### DIRECTIONS FOR THIS TASK
List every photon-energy value, in eV, that the text on resonant exciton pumping gives.

### TEXT
--------------------------------
Ultrashort light pulses are used to impulsively inject optical excitons,
whose density is controlled by the light intensity. The broadband
probe (2.1–2.5 eV photon energy) measures the femto/picosecond
time evolution of the optical properties following the impulsive excitation.
In particular, we employ a resonant pumping scheme in which the pump
photon energy (≃2.41 eV) is tuned to the exciton energy, thus
limiting the direct generation of free carriers in the conduction
band.
--------------------------------
### DATASET

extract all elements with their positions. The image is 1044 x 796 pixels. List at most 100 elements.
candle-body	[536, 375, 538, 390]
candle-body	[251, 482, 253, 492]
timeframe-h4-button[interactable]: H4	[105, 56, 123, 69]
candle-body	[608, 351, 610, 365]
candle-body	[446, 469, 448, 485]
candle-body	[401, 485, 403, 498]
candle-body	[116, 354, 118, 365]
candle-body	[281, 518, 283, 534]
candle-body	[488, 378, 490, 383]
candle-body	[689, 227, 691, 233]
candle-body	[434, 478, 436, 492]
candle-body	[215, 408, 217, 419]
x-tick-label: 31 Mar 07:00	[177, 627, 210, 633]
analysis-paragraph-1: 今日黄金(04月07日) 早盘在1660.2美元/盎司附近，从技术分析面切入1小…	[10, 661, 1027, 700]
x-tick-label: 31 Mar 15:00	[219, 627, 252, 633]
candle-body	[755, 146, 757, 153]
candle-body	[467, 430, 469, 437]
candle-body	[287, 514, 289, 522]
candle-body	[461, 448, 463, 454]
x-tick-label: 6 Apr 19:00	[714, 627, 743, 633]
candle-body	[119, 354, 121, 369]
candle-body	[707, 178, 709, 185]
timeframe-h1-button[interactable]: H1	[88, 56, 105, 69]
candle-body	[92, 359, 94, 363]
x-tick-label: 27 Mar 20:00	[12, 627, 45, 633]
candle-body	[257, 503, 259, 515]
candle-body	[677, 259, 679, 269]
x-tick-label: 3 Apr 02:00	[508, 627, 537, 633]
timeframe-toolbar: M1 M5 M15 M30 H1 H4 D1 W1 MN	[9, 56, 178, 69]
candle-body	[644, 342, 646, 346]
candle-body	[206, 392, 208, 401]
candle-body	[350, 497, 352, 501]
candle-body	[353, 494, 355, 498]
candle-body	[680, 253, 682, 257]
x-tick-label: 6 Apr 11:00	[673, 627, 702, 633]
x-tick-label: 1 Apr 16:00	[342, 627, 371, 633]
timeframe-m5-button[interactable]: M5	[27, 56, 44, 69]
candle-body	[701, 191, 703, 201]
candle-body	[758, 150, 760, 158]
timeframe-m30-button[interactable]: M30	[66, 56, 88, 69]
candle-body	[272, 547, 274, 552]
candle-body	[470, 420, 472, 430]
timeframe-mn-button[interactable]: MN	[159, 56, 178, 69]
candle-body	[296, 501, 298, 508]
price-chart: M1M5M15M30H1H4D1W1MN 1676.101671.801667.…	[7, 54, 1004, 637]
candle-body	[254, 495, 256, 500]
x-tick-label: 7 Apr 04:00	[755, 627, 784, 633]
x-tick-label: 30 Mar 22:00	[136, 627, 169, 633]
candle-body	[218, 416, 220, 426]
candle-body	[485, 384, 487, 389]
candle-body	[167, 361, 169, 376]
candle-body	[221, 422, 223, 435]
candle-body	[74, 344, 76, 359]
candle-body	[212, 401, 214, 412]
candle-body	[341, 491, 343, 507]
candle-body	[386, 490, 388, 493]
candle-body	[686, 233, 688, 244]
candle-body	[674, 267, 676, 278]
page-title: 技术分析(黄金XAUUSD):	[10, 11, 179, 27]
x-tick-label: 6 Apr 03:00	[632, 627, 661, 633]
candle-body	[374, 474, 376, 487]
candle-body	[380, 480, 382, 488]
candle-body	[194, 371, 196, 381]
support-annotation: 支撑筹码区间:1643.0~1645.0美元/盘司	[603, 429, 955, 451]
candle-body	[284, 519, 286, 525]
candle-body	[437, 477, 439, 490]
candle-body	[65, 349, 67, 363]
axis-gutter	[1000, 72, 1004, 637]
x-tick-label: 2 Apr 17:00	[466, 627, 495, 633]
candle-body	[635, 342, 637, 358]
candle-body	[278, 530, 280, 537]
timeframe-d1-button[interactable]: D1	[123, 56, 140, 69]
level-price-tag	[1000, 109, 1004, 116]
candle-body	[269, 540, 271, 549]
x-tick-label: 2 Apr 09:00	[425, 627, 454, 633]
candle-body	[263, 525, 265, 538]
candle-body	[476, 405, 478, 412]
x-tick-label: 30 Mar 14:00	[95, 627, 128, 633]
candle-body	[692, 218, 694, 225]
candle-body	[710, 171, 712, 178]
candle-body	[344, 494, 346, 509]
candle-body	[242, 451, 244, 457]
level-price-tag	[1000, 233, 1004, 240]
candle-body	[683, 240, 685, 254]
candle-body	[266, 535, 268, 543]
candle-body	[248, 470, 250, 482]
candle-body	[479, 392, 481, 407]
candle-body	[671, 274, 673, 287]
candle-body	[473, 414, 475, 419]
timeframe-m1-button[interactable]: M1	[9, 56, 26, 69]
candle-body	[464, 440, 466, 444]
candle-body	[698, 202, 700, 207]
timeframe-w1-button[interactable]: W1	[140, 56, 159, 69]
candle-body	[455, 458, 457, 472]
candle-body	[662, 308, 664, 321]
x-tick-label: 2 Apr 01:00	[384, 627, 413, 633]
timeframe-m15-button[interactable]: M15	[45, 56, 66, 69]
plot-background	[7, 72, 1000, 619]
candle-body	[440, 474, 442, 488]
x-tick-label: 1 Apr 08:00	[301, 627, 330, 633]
--------------------------------
### TASK OUTPUT
2.1 eV
2.5 eV
≃2.41 eV